Exactly as they appear, output all of the entries.
# Source records start
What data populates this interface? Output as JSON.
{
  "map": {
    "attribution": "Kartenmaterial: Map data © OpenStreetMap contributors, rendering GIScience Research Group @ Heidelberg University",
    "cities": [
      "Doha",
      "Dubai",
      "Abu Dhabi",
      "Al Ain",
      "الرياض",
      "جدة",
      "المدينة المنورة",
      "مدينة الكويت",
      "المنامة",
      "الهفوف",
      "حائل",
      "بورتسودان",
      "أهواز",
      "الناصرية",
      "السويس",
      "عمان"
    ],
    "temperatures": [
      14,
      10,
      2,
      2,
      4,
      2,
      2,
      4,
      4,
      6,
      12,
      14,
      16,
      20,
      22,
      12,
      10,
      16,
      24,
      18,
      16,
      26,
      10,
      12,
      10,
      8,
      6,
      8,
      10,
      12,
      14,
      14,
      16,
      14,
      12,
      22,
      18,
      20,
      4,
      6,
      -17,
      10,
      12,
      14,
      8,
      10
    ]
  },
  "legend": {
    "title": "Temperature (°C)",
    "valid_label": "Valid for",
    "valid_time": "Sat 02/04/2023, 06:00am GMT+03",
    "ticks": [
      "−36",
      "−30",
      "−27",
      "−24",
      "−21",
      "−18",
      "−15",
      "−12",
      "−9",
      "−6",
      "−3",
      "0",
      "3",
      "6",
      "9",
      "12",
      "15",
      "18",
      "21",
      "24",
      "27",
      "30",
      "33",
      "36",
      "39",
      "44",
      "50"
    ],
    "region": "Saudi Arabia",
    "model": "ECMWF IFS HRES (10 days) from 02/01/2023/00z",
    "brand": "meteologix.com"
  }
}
# Source records end
Solution to the exercise:
What data populates this interface? Output as JSON.
{
  "map": {
    "attribution": "Kartenmaterial: Map data © OpenStreetMap contributors, rendering GIScience Research Group @ Heidelberg University",
    "cities": [
      "Doha",
      "Dubai",
      "Abu Dhabi",
      "Al Ain",
      "الرياض",
      "جدة",
      "المدينة المنورة",
      "مدينة الكويت",
      "المنامة",
      "الهفوف",
      "حائل",
      "بورتسودان",
      "أهواز",
      "الناصرية",
      "السويس",
      "عمان"
    ],
    "temperatures": [
      14,
      10,
      2,
      2,
      4,
      2,
      2,
      4,
      4,
      6,
      12,
      14,
      16,
      20,
      22,
      12,
      10,
      16,
      24,
      18,
      16,
      26,
      10,
      12,
      10,
      8,
      6,
      8,
      10,
      12,
      14,
      14,
      16,
      14,
      12,
      22,
      18,
      20,
      4,
      6,
      -17,
      10,
      12,
      14,
      8,
      10
    ]
  },
  "legend": {
    "title": "Temperature (°C)",
    "valid_label": "Valid for",
    "valid_time": "Sat 02/04/2023, 06:00am GMT+03",
    "ticks": [
      "−36",
      "−30",
      "−27",
      "−24",
      "−21",
      "−18",
      "−15",
      "−12",
      "−9",
      "−6",
      "−3",
      "0",
      "3",
      "6",
      "9",
      "12",
      "15",
      "18",
      "21",
      "24",
      "27",
      "30",
      "33",
      "36",
      "39",
      "44",
      "50"
    ],
    "region": "Saudi Arabia",
    "model": "ECMWF IFS HRES (10 days) from 02/01/2023/00z",
    "brand": "meteologix.com"
  }
}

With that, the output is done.